▶

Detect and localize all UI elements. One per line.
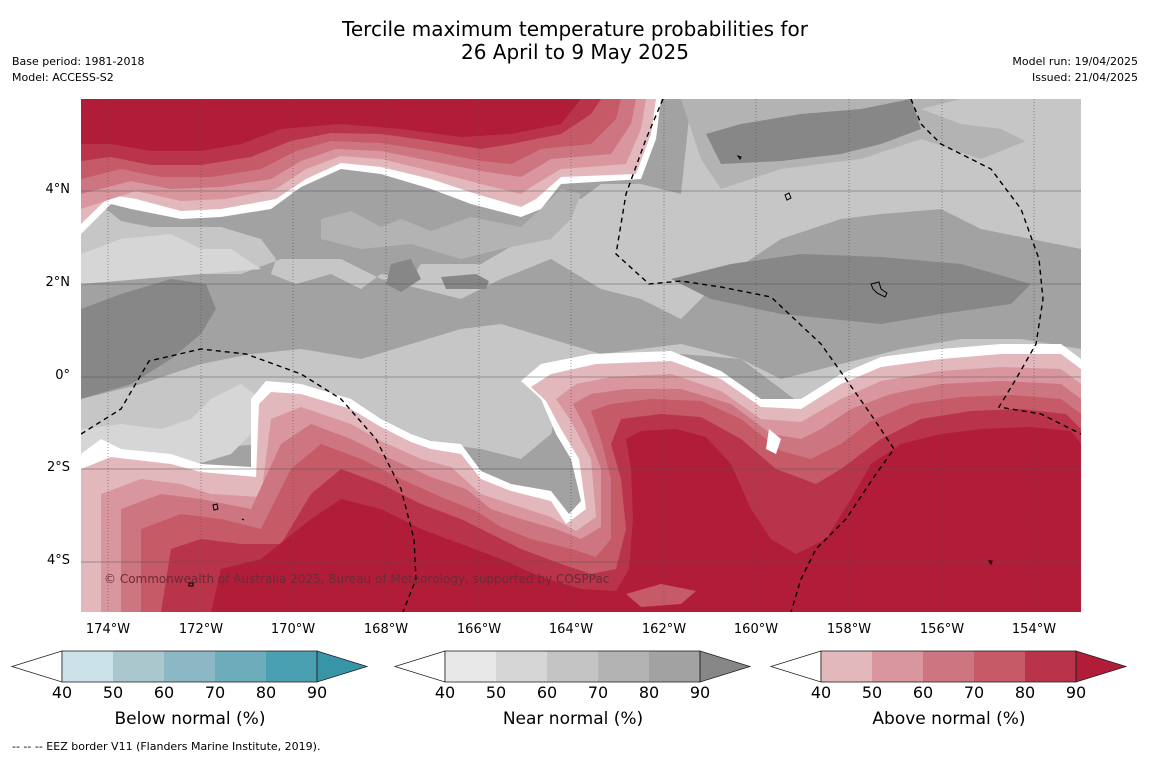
chart-title: Tercile maximum temperature probabilitie… bbox=[0, 18, 1150, 64]
cb-below-swatch-5 bbox=[266, 651, 317, 682]
cb-above-swatch-1 bbox=[821, 651, 872, 682]
lat-label-4s: 4°S bbox=[46, 553, 70, 568]
cb-near-tick-40: 40 bbox=[434, 683, 456, 702]
cb-above-tick-40: 40 bbox=[810, 683, 832, 702]
near-normal-80-band bbox=[321, 189, 581, 259]
cb-near-swatch-2 bbox=[496, 651, 547, 682]
cb-above-tick-50: 50 bbox=[861, 683, 883, 702]
lon-label-158w: 158°W bbox=[826, 622, 872, 637]
meta-right: Model run: 19/04/2025 Issued: 21/04/2025 bbox=[1012, 54, 1138, 86]
cb-near-swatch-4 bbox=[598, 651, 649, 682]
eez-footnote: -- -- -- EEZ border V11 (Flanders Marine… bbox=[12, 740, 321, 753]
cb-below-arrow-left bbox=[10, 650, 63, 683]
white-patch bbox=[766, 429, 781, 454]
meta-left: Base period: 1981-2018 Model: ACCESS-S2 bbox=[12, 54, 144, 86]
cb-near-tick-90: 90 bbox=[689, 683, 711, 702]
lon-label-170w: 170°W bbox=[270, 622, 316, 637]
cb-below-swatch-1 bbox=[62, 651, 113, 682]
cb-above-arrow-right bbox=[1075, 650, 1128, 683]
cb-below-tick-80: 80 bbox=[255, 683, 277, 702]
cb-near-tick-60: 60 bbox=[536, 683, 558, 702]
lon-label-164w: 164°W bbox=[548, 622, 594, 637]
lon-label-166w: 166°W bbox=[456, 622, 502, 637]
cb-above-tick-60: 60 bbox=[912, 683, 934, 702]
colorbar-near-normal bbox=[393, 650, 752, 683]
cb-below-swatch-3 bbox=[164, 651, 215, 682]
lon-label-174w: 174°W bbox=[85, 622, 131, 637]
cb-above-tick-70: 70 bbox=[963, 683, 985, 702]
lat-label-2s: 2°S bbox=[46, 460, 70, 475]
cb-above-title: Above normal (%) bbox=[872, 709, 1026, 729]
model-run: Model run: 19/04/2025 bbox=[1012, 55, 1138, 68]
cb-near-title: Near normal (%) bbox=[502, 709, 644, 729]
cb-below-tick-50: 50 bbox=[102, 683, 124, 702]
lon-label-162w: 162°W bbox=[641, 622, 687, 637]
cb-above-tick-80: 80 bbox=[1014, 683, 1036, 702]
probability-map bbox=[81, 99, 1081, 612]
cb-above-tick-90: 90 bbox=[1065, 683, 1087, 702]
cb-near-swatch-3 bbox=[547, 651, 598, 682]
cb-near-arrow-left bbox=[393, 650, 446, 683]
cb-below-tick-90: 90 bbox=[306, 683, 328, 702]
latitude-grid bbox=[81, 190, 1081, 563]
near-normal-70-south bbox=[81, 324, 1081, 464]
island-outlines bbox=[188, 155, 993, 587]
cb-near-tick-50: 50 bbox=[485, 683, 507, 702]
cb-below-arrow-right bbox=[316, 650, 369, 683]
map-panel[interactable] bbox=[81, 99, 1081, 612]
cb-near-arrow-right bbox=[699, 650, 752, 683]
above-normal-70-patch bbox=[626, 584, 696, 607]
near-normal-60-nw bbox=[81, 234, 261, 284]
near-normal-90-patch-2 bbox=[441, 274, 489, 289]
cb-above-swatch-5 bbox=[1025, 651, 1076, 682]
eez-border bbox=[81, 99, 1081, 612]
cb-near-tick-80: 80 bbox=[638, 683, 660, 702]
cb-near-swatch-1 bbox=[445, 651, 496, 682]
cb-near-tick-70: 70 bbox=[587, 683, 609, 702]
near-normal-90-ne bbox=[706, 99, 921, 164]
cb-near-swatch-5 bbox=[649, 651, 700, 682]
lat-label-0: 0° bbox=[55, 368, 70, 383]
lon-label-160w: 160°W bbox=[733, 622, 779, 637]
cb-above-swatch-3 bbox=[923, 651, 974, 682]
lat-label-4n: 4°N bbox=[45, 182, 71, 197]
model-name: Model: ACCESS-S2 bbox=[12, 71, 114, 84]
cb-above-swatch-4 bbox=[974, 651, 1025, 682]
copyright-text: © Commonwealth of Australia 2025, Bureau… bbox=[104, 572, 610, 586]
near-normal-60-sw bbox=[81, 384, 261, 469]
lon-label-168w: 168°W bbox=[363, 622, 409, 637]
issued-date: Issued: 21/04/2025 bbox=[1031, 71, 1138, 84]
colorbar-below-normal bbox=[10, 650, 369, 683]
near-normal-90-center bbox=[671, 254, 1031, 324]
above-normal-90-north bbox=[81, 99, 581, 151]
lon-label-172w: 172°W bbox=[178, 622, 224, 637]
cb-below-tick-60: 60 bbox=[153, 683, 175, 702]
lon-label-156w: 156°W bbox=[919, 622, 965, 637]
cb-below-tick-40: 40 bbox=[51, 683, 73, 702]
lat-label-2n: 2°N bbox=[45, 275, 71, 290]
title-line-2: 26 April to 9 May 2025 bbox=[461, 40, 689, 64]
cb-below-swatch-4 bbox=[215, 651, 266, 682]
cb-above-arrow-left bbox=[769, 650, 822, 683]
near-normal-90-west bbox=[81, 279, 216, 399]
cb-below-tick-70: 70 bbox=[204, 683, 226, 702]
lon-label-154w: 154°W bbox=[1011, 622, 1057, 637]
near-normal-70-ne bbox=[921, 99, 1081, 154]
colorbar-above-normal bbox=[769, 650, 1128, 683]
above-normal-90-south bbox=[211, 427, 1081, 612]
cb-below-title: Below normal (%) bbox=[114, 709, 266, 729]
cb-below-swatch-2 bbox=[113, 651, 164, 682]
cb-above-swatch-2 bbox=[872, 651, 923, 682]
colorbars bbox=[10, 650, 1128, 683]
title-line-1: Tercile maximum temperature probabilitie… bbox=[342, 17, 808, 41]
base-period: Base period: 1981-2018 bbox=[12, 55, 145, 68]
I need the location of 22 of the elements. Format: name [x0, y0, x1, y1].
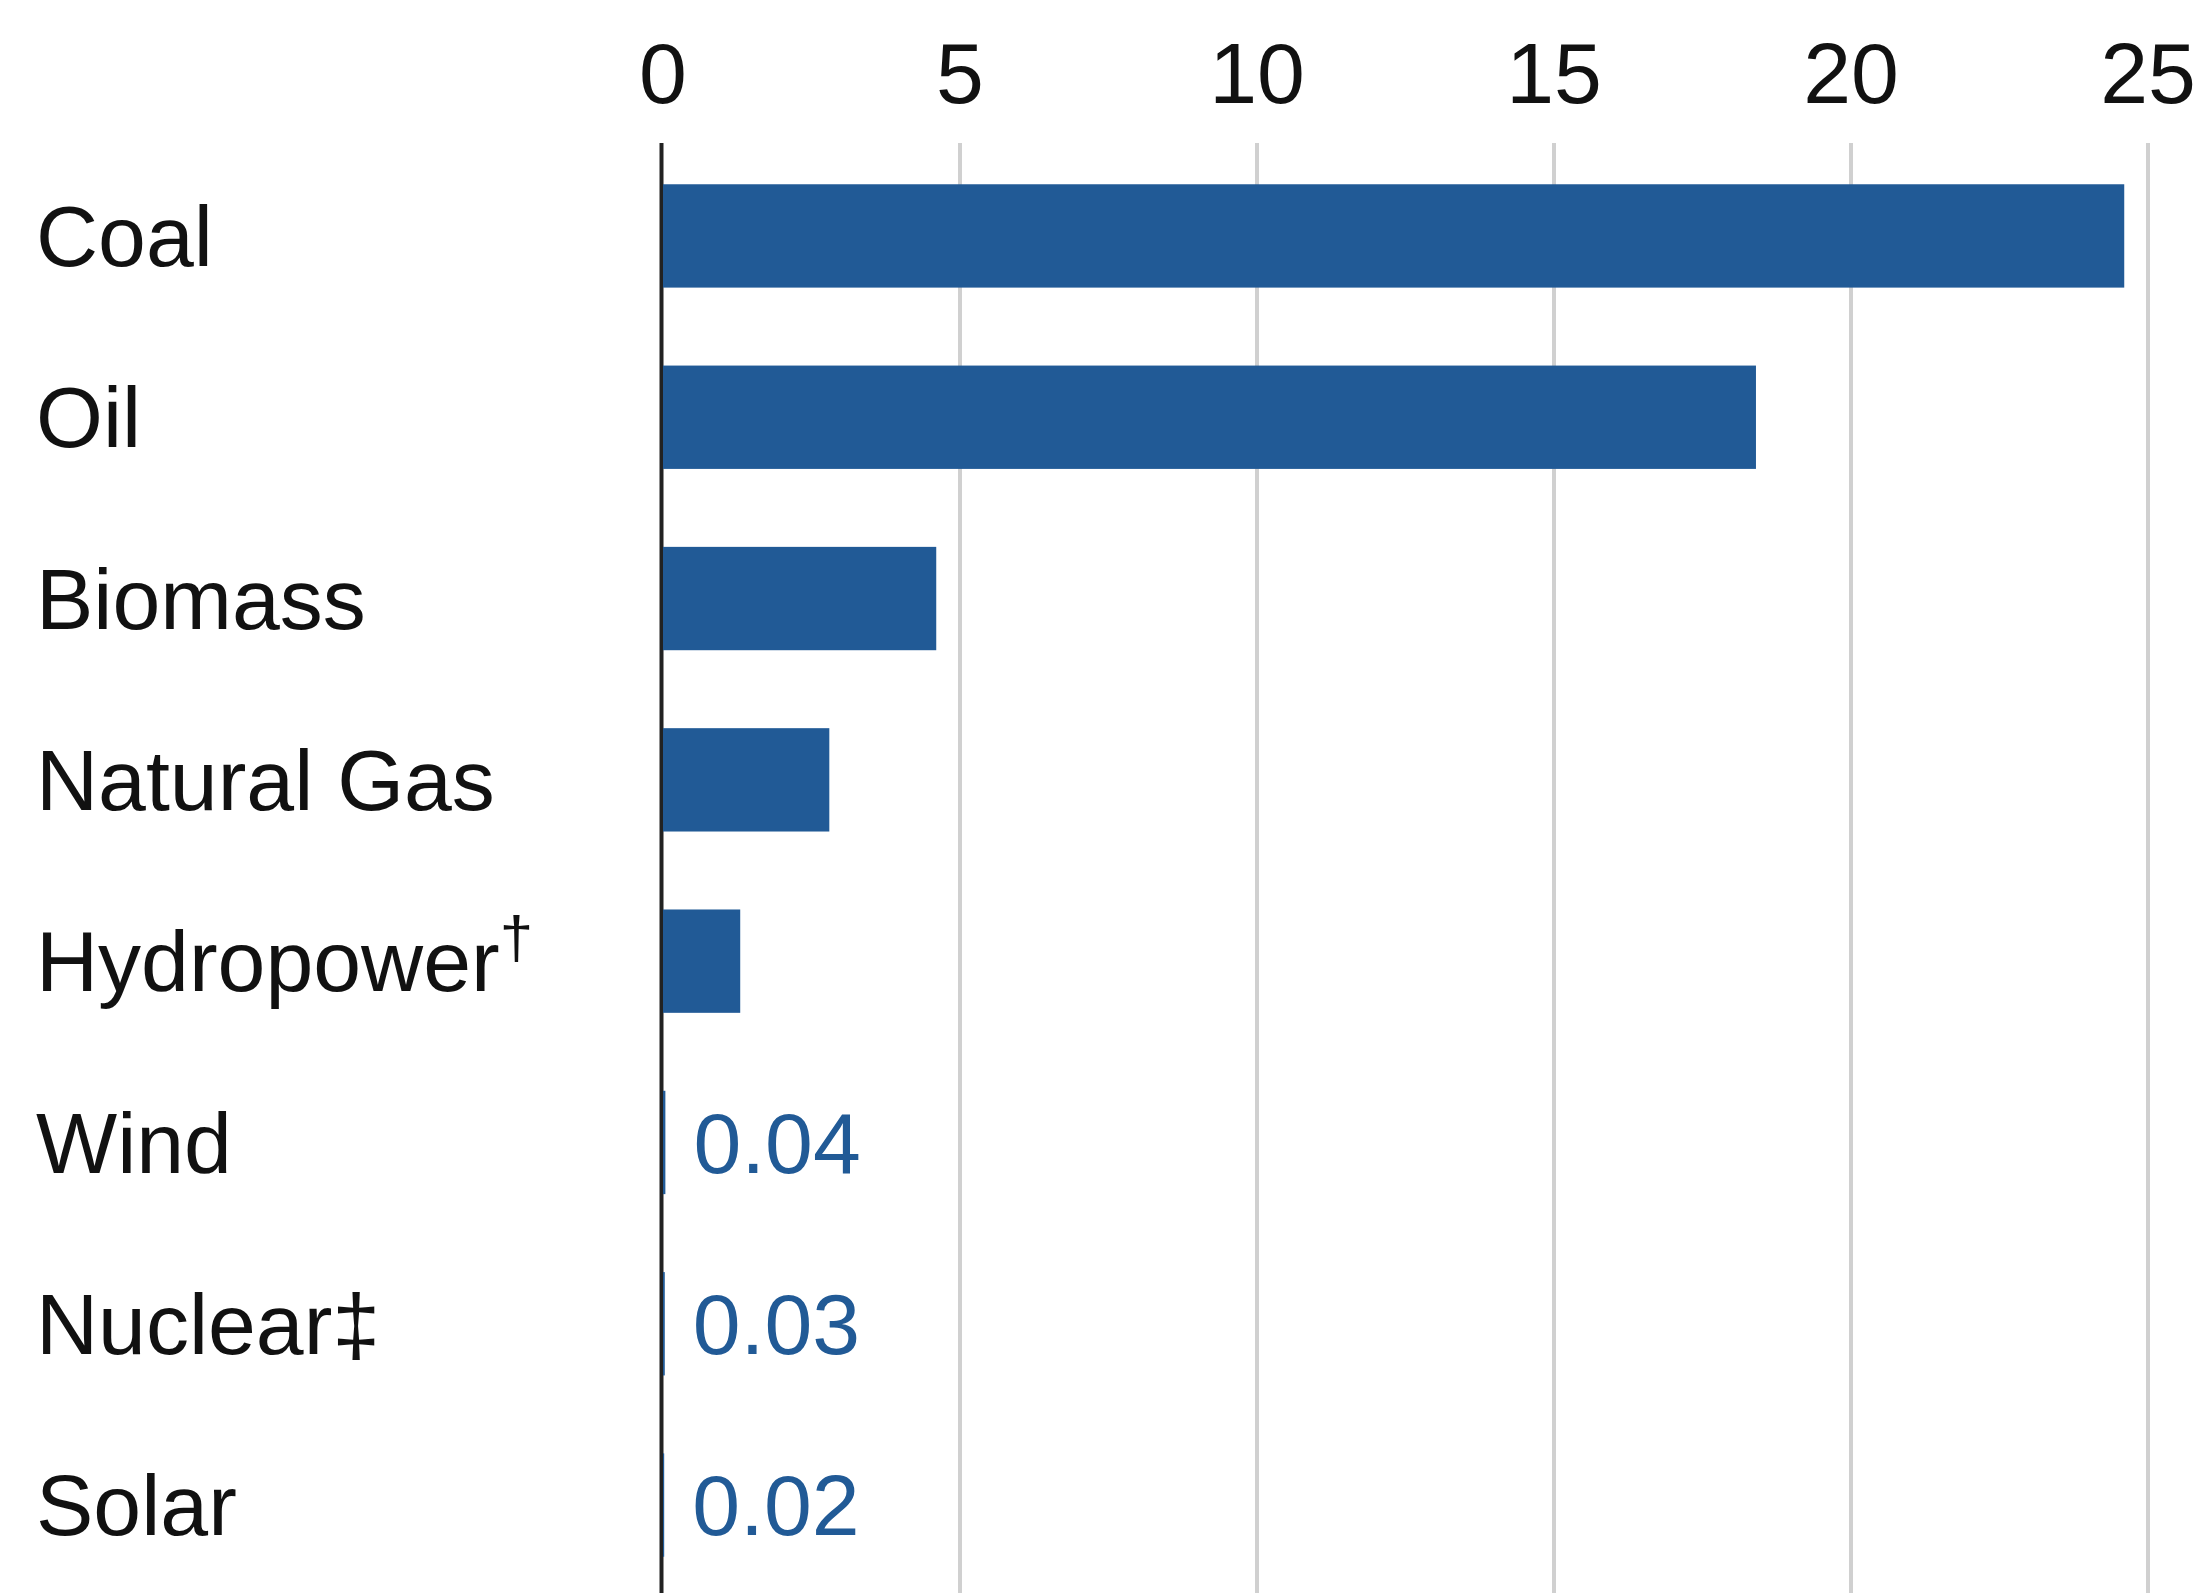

◀

→ GOAL:
Write out everything in the records from the line containing "chart-title: Tercile maximum" down to the line containing "meta-left: Base period: 1981-2018", including both of those lines.

→ WRITTEN SOLUTION:
chart-title: Tercile maximum temperature probabilitie… bbox=[0, 18, 1150, 64]
cb-below-swatch-5 bbox=[266, 651, 317, 682]
cb-above-swatch-1 bbox=[821, 651, 872, 682]
lat-label-4s: 4°S bbox=[46, 553, 70, 568]
cb-near-tick-40: 40 bbox=[434, 683, 456, 702]
cb-above-tick-40: 40 bbox=[810, 683, 832, 702]
near-normal-80-band bbox=[321, 189, 581, 259]
cb-near-swatch-2 bbox=[496, 651, 547, 682]
cb-above-tick-50: 50 bbox=[861, 683, 883, 702]
lon-label-158w: 158°W bbox=[826, 622, 872, 637]
meta-right: Model run: 19/04/2025 Issued: 21/04/2025 bbox=[1012, 54, 1138, 86]
cb-near-swatch-4 bbox=[598, 651, 649, 682]
eez-footnote: -- -- -- EEZ border V11 (Flanders Marine… bbox=[12, 740, 321, 753]
cb-below-arrow-left bbox=[10, 650, 63, 683]
white-patch bbox=[766, 429, 781, 454]
meta-left: Base period: 1981-2018 Model: ACCESS-S2 bbox=[12, 54, 144, 86]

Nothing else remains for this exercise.